======== Listed entries ========

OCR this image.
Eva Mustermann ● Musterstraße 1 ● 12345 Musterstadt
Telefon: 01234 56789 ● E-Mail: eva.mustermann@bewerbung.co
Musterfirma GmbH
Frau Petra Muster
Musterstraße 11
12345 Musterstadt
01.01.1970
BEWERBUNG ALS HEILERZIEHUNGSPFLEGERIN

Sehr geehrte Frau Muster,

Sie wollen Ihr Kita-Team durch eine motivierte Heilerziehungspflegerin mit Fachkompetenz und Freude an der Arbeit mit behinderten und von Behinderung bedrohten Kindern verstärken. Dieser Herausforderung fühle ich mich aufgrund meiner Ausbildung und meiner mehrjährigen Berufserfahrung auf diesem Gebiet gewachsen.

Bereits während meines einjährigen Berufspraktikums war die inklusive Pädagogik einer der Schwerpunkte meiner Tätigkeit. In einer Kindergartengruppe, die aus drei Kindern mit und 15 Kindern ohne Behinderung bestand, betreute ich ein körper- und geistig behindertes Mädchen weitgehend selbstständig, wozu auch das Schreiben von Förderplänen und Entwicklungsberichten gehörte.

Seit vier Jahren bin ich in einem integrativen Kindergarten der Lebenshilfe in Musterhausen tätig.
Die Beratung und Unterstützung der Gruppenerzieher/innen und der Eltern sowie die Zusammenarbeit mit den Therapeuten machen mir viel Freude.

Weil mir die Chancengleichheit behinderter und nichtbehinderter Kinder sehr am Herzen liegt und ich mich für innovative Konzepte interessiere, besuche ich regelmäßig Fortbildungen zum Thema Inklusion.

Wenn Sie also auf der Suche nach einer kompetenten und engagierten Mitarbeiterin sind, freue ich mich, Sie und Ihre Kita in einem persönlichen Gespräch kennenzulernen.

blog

========

> [Stated problem] Retype the records in full. Keep every line identical to the original.

> [Task output]
OCR this image.
Eva Mustermann ● Musterstraße 1 ● 12345 Musterstadt
Telefon: 01234 56789 ● E-Mail: eva.mustermann@bewerbung.co
Musterfirma GmbH
Frau Petra Muster
Musterstraße 11
12345 Musterstadt
01.01.1970
BEWERBUNG ALS HEILERZIEHUNGSPFLEGERIN

Sehr geehrte Frau Muster,

Sie wollen Ihr Kita-Team durch eine motivierte Heilerziehungspflegerin mit Fachkompetenz und Freude an der Arbeit mit behinderten und von Behinderung bedrohten Kindern verstärken. Dieser Herausforderung fühle ich mich aufgrund meiner Ausbildung und meiner mehrjährigen Berufserfahrung auf diesem Gebiet gewachsen.

Bereits während meines einjährigen Berufspraktikums war die inklusive Pädagogik einer der Schwerpunkte meiner Tätigkeit. In einer Kindergartengruppe, die aus drei Kindern mit und 15 Kindern ohne Behinderung bestand, betreute ich ein körper- und geistig behindertes Mädchen weitgehend selbstständig, wozu auch das Schreiben von Förderplänen und Entwicklungsberichten gehörte.

Seit vier Jahren bin ich in einem integrativen Kindergarten der Lebenshilfe in Musterhausen tätig.
Die Beratung und Unterstützung der Gruppenerzieher/innen und der Eltern sowie die Zusammenarbeit mit den Therapeuten machen mir viel Freude.

Weil mir die Chancengleichheit behinderter und nichtbehinderter Kinder sehr am Herzen liegt und ich mich für innovative Konzepte interessiere, besuche ich regelmäßig Fortbildungen zum Thema Inklusion.

Wenn Sie also auf der Suche nach einer kompetenten und engagierten Mitarbeiterin sind, freue ich mich, Sie und Ihre Kita in einem persönlichen Gespräch kennenzulernen.

blog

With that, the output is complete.